*Written exercise*. Please render the records, from the first line through the line containing "add-entry-label: 添加条目 bbox=[1055, 686, 1184, 724]", as a Markdown table with the columns Row and Text. Put the row number under Row and the line under Text, and omit blank lines.
BEGIN Records provided
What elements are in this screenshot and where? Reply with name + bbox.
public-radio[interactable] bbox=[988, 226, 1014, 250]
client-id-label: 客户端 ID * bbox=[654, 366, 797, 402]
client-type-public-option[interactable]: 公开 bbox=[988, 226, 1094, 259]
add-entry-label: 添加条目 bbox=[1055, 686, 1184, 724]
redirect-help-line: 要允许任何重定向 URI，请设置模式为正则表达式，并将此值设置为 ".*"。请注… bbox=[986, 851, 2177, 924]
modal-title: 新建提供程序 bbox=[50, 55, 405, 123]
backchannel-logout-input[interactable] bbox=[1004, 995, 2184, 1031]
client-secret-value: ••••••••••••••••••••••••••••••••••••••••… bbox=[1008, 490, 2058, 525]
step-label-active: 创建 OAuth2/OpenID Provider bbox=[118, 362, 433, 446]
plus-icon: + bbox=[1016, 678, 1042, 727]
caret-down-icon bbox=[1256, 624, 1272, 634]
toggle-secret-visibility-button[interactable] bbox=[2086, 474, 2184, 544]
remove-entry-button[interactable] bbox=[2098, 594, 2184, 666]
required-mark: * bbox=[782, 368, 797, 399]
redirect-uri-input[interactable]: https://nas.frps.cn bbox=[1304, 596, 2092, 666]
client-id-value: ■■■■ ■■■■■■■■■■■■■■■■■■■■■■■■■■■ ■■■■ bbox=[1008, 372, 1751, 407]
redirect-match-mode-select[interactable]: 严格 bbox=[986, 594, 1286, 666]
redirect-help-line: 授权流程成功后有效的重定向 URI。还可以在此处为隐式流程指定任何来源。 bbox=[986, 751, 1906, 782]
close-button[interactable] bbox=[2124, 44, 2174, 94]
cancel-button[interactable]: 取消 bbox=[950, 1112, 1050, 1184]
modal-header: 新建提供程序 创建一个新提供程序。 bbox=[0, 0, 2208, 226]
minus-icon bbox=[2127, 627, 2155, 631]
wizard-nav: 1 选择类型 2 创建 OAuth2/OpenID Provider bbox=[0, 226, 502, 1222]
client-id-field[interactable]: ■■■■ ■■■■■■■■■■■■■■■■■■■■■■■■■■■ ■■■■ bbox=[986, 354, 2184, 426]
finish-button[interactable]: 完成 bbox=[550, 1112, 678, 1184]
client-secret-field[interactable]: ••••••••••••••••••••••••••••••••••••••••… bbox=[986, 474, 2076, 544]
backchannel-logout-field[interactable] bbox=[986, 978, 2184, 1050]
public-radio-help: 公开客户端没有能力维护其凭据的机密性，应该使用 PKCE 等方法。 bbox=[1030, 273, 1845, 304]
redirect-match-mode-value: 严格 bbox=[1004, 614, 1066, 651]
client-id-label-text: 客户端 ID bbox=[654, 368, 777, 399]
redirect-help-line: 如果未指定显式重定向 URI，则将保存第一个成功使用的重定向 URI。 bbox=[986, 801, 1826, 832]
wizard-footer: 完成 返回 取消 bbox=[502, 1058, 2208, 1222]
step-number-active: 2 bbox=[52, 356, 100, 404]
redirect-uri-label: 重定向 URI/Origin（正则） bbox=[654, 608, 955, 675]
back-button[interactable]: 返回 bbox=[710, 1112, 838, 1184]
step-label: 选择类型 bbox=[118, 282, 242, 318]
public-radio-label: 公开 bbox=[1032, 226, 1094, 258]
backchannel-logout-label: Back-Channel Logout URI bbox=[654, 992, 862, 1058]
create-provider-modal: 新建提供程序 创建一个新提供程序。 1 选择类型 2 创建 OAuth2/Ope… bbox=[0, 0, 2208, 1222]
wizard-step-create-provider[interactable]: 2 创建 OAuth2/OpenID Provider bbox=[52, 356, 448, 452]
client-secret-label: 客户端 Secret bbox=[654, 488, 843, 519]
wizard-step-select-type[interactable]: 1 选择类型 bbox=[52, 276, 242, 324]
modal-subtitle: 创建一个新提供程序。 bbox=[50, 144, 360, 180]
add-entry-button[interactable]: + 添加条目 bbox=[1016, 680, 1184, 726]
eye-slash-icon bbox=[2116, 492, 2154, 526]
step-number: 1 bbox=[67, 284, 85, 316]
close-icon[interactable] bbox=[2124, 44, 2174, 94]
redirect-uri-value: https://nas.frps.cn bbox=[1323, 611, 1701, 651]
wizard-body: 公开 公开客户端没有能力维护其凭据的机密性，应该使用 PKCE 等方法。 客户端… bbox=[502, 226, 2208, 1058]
END Records provided
*Task solution*.
| Row | Text |
|---|---|
| 1 | What elements are in this screenshot and where? Reply with name + bbox. |
| 2 | public-radio[interactable] bbox=[988, 226, 1014, 250] |
| 3 | client-id-label: 客户端 ID * bbox=[654, 366, 797, 402] |
| 4 | client-type-public-option[interactable]: 公开 bbox=[988, 226, 1094, 259] |
| 5 | add-entry-label: 添加条目 bbox=[1055, 686, 1184, 724] |